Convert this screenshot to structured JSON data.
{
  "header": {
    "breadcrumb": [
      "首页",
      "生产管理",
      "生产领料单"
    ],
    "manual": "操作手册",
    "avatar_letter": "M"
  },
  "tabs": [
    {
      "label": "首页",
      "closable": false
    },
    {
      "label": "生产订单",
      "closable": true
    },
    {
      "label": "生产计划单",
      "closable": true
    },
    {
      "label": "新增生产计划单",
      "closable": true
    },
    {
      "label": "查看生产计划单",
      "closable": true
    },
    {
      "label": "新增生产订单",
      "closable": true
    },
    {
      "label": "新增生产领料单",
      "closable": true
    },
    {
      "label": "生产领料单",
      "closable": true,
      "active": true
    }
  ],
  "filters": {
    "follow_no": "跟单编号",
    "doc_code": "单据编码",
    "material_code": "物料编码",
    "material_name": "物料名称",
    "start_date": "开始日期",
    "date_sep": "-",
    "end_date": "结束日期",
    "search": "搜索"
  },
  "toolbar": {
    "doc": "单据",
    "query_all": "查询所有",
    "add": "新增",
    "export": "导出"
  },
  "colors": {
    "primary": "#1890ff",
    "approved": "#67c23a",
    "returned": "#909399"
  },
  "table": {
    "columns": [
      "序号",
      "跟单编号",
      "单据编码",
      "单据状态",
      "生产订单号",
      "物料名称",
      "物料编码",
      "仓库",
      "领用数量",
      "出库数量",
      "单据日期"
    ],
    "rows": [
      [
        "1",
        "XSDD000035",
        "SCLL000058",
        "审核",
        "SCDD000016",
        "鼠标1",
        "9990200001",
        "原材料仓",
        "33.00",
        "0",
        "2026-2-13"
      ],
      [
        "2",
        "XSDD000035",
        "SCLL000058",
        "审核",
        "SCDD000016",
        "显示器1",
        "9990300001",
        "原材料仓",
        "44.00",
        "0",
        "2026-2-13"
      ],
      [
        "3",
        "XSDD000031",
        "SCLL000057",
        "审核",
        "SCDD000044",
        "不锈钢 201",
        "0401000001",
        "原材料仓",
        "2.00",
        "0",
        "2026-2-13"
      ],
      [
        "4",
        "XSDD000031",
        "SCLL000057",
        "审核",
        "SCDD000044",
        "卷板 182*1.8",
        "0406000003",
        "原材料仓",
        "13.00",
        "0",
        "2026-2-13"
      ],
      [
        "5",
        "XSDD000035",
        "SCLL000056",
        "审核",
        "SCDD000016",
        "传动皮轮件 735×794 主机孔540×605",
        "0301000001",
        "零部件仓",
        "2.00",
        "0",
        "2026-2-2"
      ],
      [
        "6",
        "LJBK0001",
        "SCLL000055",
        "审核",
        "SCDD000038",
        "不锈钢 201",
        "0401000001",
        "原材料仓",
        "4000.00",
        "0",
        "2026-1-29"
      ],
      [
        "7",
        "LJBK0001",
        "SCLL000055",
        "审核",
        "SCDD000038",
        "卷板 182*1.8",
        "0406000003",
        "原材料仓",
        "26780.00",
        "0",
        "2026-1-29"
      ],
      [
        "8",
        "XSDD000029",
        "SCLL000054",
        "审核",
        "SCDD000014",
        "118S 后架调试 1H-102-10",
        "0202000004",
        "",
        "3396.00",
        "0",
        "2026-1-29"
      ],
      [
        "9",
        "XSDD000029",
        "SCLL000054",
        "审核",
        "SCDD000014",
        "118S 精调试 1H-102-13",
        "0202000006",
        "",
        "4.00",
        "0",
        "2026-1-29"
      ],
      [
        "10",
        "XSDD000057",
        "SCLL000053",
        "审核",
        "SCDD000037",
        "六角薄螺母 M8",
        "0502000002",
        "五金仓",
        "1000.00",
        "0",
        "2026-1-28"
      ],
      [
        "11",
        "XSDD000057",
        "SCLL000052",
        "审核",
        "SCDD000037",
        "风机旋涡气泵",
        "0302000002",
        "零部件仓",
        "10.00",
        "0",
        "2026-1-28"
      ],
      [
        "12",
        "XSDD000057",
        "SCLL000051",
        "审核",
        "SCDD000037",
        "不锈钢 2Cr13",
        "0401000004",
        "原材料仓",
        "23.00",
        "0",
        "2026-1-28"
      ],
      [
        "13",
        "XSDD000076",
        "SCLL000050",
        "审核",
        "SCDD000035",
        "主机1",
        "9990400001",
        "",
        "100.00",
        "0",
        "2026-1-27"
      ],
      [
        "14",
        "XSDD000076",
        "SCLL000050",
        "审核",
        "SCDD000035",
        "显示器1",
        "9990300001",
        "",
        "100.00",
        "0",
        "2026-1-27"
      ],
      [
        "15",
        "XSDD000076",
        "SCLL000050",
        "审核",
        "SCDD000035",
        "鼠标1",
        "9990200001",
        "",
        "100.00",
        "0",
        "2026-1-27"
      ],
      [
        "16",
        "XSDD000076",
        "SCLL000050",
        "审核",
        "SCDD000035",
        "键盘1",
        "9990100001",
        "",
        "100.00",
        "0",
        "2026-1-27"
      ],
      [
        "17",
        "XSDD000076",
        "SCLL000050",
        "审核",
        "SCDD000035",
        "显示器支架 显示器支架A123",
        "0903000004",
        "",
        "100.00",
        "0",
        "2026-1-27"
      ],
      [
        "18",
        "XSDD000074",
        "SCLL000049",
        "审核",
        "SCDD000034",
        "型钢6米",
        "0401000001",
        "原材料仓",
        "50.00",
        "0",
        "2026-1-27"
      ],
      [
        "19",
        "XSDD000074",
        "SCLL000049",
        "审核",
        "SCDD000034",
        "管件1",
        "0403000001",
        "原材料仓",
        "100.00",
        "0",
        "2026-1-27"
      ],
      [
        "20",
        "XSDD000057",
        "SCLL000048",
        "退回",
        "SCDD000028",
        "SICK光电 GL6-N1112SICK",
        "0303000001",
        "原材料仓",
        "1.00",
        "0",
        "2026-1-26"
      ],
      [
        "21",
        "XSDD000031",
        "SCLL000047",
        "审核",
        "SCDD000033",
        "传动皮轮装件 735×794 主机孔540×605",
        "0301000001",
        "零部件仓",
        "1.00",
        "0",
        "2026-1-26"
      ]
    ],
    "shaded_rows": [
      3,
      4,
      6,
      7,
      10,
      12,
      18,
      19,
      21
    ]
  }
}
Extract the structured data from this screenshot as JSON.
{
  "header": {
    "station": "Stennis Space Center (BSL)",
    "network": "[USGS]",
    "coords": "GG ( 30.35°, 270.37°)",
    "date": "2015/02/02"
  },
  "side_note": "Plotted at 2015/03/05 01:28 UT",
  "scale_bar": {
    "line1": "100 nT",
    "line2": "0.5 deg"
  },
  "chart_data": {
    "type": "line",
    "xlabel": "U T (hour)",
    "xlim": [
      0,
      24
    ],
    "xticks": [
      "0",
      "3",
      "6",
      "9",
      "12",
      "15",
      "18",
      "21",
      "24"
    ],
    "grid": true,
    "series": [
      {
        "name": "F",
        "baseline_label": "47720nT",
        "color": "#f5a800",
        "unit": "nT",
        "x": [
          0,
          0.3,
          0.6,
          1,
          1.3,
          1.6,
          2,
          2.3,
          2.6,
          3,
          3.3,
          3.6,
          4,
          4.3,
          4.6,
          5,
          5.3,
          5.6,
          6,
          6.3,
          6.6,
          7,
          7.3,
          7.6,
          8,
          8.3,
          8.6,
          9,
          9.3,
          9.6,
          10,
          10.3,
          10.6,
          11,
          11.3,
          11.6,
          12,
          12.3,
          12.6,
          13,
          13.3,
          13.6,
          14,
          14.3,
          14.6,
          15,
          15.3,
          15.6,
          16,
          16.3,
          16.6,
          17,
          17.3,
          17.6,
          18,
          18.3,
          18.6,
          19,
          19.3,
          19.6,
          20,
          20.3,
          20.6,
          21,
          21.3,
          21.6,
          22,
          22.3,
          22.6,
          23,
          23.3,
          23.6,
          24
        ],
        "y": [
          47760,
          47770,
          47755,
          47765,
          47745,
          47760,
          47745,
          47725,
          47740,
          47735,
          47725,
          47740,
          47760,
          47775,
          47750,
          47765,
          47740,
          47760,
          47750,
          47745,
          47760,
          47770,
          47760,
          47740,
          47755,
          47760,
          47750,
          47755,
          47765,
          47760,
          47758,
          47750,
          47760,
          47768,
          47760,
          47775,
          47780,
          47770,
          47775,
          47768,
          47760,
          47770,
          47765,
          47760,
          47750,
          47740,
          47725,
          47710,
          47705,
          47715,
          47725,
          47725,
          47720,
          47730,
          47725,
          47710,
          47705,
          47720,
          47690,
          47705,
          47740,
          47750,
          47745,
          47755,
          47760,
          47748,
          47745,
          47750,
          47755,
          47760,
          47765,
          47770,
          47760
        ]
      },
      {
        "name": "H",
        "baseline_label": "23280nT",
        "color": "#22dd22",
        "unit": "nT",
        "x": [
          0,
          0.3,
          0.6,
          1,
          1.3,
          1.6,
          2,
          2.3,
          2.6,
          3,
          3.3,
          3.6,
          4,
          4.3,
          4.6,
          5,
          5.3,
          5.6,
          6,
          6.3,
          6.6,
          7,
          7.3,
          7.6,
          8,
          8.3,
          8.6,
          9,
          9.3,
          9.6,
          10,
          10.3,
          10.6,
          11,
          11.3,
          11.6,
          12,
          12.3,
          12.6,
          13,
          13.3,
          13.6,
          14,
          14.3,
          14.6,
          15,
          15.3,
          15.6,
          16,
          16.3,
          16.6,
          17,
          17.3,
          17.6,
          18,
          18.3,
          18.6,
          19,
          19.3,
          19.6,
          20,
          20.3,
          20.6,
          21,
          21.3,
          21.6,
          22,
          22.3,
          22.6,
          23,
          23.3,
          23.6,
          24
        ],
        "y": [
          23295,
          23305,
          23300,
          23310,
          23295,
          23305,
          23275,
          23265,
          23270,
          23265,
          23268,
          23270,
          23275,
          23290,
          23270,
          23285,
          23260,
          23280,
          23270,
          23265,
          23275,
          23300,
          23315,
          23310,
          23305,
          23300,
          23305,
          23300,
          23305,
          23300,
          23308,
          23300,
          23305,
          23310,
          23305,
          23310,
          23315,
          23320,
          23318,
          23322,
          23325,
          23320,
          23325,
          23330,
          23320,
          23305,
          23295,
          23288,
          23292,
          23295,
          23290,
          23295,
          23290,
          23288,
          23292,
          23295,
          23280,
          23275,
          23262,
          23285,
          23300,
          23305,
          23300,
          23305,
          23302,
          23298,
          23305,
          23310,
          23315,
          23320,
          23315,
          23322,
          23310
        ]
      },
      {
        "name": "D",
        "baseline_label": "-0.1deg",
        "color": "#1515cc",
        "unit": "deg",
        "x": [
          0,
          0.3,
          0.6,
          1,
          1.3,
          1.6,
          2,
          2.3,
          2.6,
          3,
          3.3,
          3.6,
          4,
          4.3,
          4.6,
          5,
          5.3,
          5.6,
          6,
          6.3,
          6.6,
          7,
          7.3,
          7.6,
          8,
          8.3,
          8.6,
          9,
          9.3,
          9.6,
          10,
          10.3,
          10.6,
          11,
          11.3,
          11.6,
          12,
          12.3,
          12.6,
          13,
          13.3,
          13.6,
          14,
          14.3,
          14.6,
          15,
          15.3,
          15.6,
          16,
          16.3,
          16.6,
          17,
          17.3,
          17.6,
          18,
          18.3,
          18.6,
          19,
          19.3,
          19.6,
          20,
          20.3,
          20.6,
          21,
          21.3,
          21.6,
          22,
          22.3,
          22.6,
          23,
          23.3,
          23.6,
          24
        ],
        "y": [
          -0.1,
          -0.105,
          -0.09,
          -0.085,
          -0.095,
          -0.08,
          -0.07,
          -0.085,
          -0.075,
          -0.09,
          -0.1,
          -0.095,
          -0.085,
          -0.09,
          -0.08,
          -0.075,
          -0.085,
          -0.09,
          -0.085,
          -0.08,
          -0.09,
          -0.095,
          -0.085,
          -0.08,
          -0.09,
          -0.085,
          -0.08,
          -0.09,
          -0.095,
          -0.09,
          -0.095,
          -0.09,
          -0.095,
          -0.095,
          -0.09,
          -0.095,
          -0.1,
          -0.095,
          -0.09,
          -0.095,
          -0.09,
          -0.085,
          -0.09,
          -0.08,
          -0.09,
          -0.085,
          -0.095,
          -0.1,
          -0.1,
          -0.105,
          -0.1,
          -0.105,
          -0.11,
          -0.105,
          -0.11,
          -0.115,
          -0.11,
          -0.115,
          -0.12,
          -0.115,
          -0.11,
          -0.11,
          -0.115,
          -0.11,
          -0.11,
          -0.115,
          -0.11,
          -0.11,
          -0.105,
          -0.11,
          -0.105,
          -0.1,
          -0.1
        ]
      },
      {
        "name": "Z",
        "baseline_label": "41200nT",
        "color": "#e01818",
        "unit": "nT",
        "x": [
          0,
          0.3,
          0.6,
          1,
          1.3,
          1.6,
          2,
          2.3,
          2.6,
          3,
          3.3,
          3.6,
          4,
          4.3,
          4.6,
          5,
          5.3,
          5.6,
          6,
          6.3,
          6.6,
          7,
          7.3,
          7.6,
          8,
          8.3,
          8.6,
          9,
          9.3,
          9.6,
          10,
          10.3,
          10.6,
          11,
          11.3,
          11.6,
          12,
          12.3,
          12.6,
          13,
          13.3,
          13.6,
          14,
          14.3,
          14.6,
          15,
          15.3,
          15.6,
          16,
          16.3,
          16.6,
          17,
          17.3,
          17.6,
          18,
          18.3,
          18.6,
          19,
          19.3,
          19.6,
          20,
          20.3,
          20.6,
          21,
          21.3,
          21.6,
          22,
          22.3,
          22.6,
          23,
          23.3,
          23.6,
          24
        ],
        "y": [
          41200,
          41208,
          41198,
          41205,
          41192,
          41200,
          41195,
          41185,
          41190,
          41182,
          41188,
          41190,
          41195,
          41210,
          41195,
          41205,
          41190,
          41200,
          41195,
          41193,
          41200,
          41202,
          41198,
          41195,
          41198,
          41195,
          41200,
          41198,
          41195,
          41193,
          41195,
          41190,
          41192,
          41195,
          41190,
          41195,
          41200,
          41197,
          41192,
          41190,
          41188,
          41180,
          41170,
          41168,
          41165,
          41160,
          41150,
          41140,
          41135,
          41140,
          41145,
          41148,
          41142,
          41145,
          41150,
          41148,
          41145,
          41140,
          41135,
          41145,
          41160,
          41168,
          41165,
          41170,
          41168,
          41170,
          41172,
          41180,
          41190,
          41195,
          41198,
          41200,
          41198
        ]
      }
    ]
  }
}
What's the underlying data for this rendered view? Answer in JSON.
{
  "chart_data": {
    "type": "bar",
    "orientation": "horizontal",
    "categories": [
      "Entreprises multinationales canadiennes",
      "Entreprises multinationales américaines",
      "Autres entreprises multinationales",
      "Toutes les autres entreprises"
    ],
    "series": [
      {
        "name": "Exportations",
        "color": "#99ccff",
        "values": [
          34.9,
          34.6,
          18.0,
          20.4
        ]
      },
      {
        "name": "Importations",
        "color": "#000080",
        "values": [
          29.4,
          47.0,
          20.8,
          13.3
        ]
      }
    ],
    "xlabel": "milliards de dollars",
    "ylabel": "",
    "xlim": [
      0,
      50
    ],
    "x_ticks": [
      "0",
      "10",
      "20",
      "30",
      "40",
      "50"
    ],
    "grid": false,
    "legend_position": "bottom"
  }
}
——
* [What the task asks]: Find every line that holds "screenshot" and copy it.

* [Task response]:
Convert this screenshot to structured JSON data.
Extract the structured data from this screenshot as JSON.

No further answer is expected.